To do:
Gather, from the data below, each line in which the word "this" occurs.

## Start Exercise materials

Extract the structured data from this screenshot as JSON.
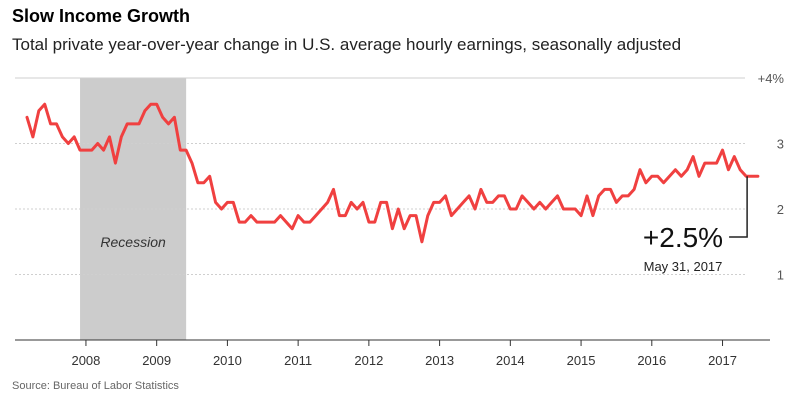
{
  "header": {
    "title": "Slow Income Growth",
    "subtitle": "Total private year-over-year change in U.S. average hourly earnings, seasonally adjusted"
  },
  "footer": {
    "source": "Source: Bureau of Labor Statistics"
  },
  "colors": {
    "line": "#f04040",
    "recession": "#cccccc",
    "grid": "#cfcfcf",
    "axis": "#333333",
    "tick_text": "#555555"
  },
  "chart_data": {
    "type": "line",
    "title": "Slow Income Growth",
    "subtitle": "Total private year-over-year change in U.S. average hourly earnings, seasonally adjusted",
    "xlabel": "",
    "ylabel": "",
    "ylim": [
      0,
      4
    ],
    "xlim": [
      "2007-03",
      "2017-06"
    ],
    "grid": true,
    "y_ticks": [
      {
        "value": 4,
        "label": "+4%"
      },
      {
        "value": 3,
        "label": "3"
      },
      {
        "value": 2,
        "label": "2"
      },
      {
        "value": 1,
        "label": "1"
      }
    ],
    "x_ticks": [
      "2008",
      "2009",
      "2010",
      "2011",
      "2012",
      "2013",
      "2014",
      "2015",
      "2016",
      "2017"
    ],
    "shaded_regions": [
      {
        "label": "Recession",
        "start": "2007-12",
        "end": "2009-06"
      }
    ],
    "annotation": {
      "value_label": "+2.5%",
      "date_label": "May 31, 2017",
      "x": "2017-05",
      "y": 2.5
    },
    "series": [
      {
        "x_start": "2007-03",
        "frequency": "monthly",
        "values": [
          3.4,
          3.1,
          3.5,
          3.6,
          3.3,
          3.3,
          3.1,
          3.0,
          3.1,
          2.9,
          2.9,
          2.9,
          3.0,
          2.9,
          3.1,
          2.7,
          3.1,
          3.3,
          3.3,
          3.3,
          3.5,
          3.6,
          3.6,
          3.4,
          3.3,
          3.4,
          2.9,
          2.9,
          2.7,
          2.4,
          2.4,
          2.5,
          2.1,
          2.0,
          2.1,
          2.1,
          1.8,
          1.8,
          1.9,
          1.8,
          1.8,
          1.8,
          1.8,
          1.9,
          1.8,
          1.7,
          1.9,
          1.8,
          1.8,
          1.9,
          2.0,
          2.1,
          2.3,
          1.9,
          1.9,
          2.1,
          2.0,
          2.1,
          1.8,
          1.8,
          2.1,
          2.1,
          1.7,
          2.0,
          1.7,
          1.9,
          1.9,
          1.5,
          1.9,
          2.1,
          2.1,
          2.2,
          1.9,
          2.0,
          2.1,
          2.2,
          2.0,
          2.3,
          2.1,
          2.1,
          2.2,
          2.2,
          2.0,
          2.0,
          2.2,
          2.1,
          2.0,
          2.1,
          2.0,
          2.1,
          2.2,
          2.0,
          2.0,
          2.0,
          1.9,
          2.2,
          1.9,
          2.2,
          2.3,
          2.3,
          2.1,
          2.2,
          2.2,
          2.3,
          2.6,
          2.4,
          2.5,
          2.5,
          2.4,
          2.5,
          2.6,
          2.5,
          2.6,
          2.8,
          2.5,
          2.7,
          2.7,
          2.7,
          2.9,
          2.6,
          2.8,
          2.6,
          2.5,
          2.5,
          2.5
        ]
      }
    ]
  }
}
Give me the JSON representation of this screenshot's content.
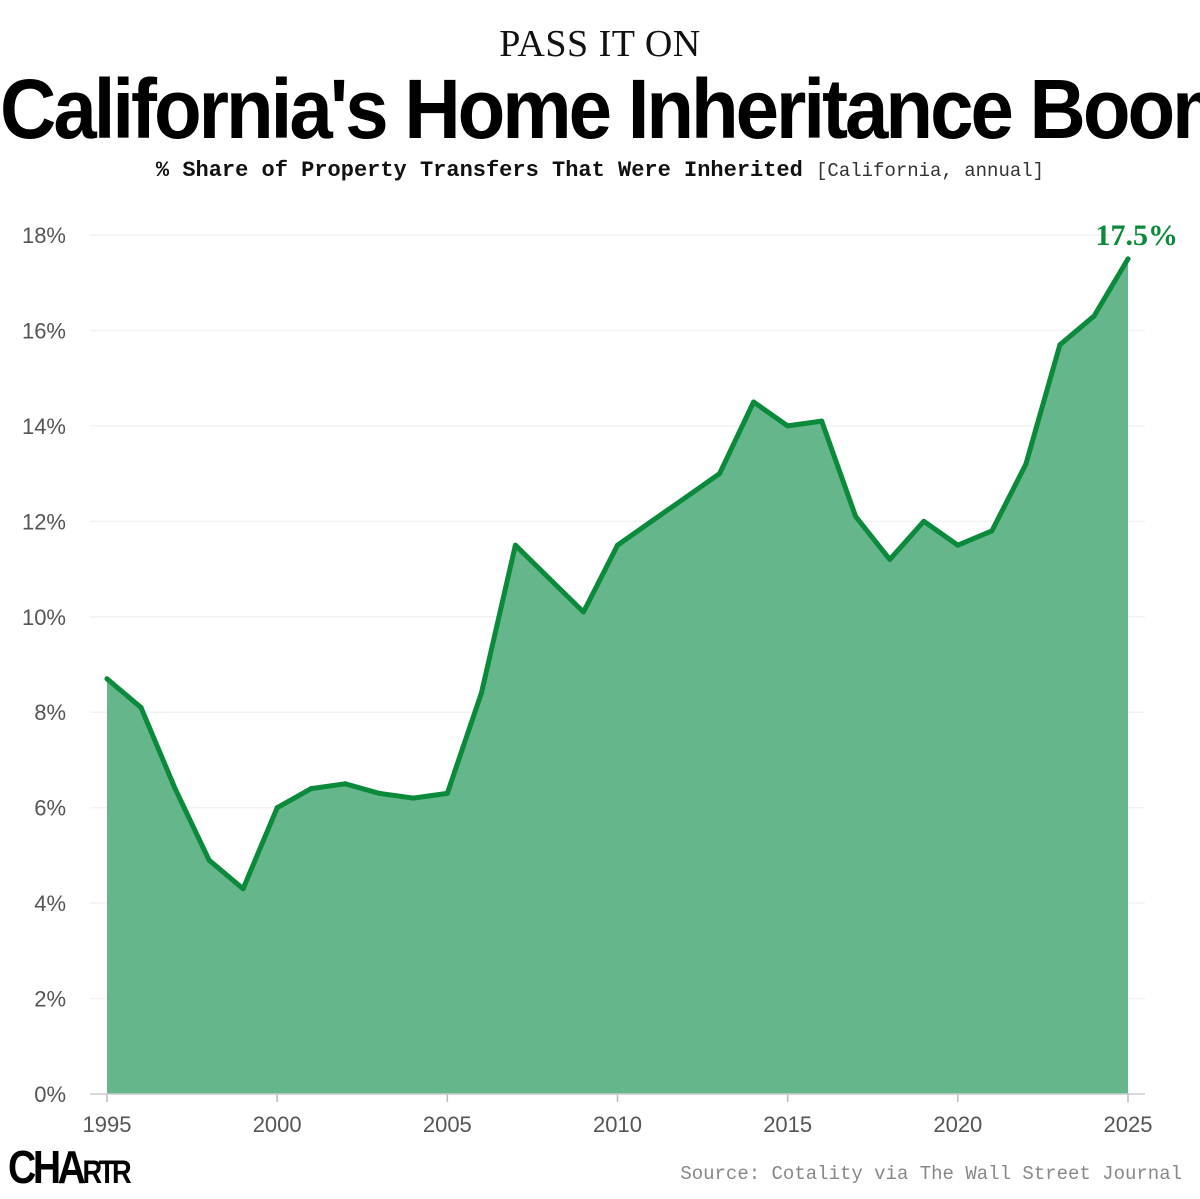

## End Exercise materials

Right answer:
Extract the structured data from this screenshot as JSON.
Give me the JSON representation of this screenshot's content.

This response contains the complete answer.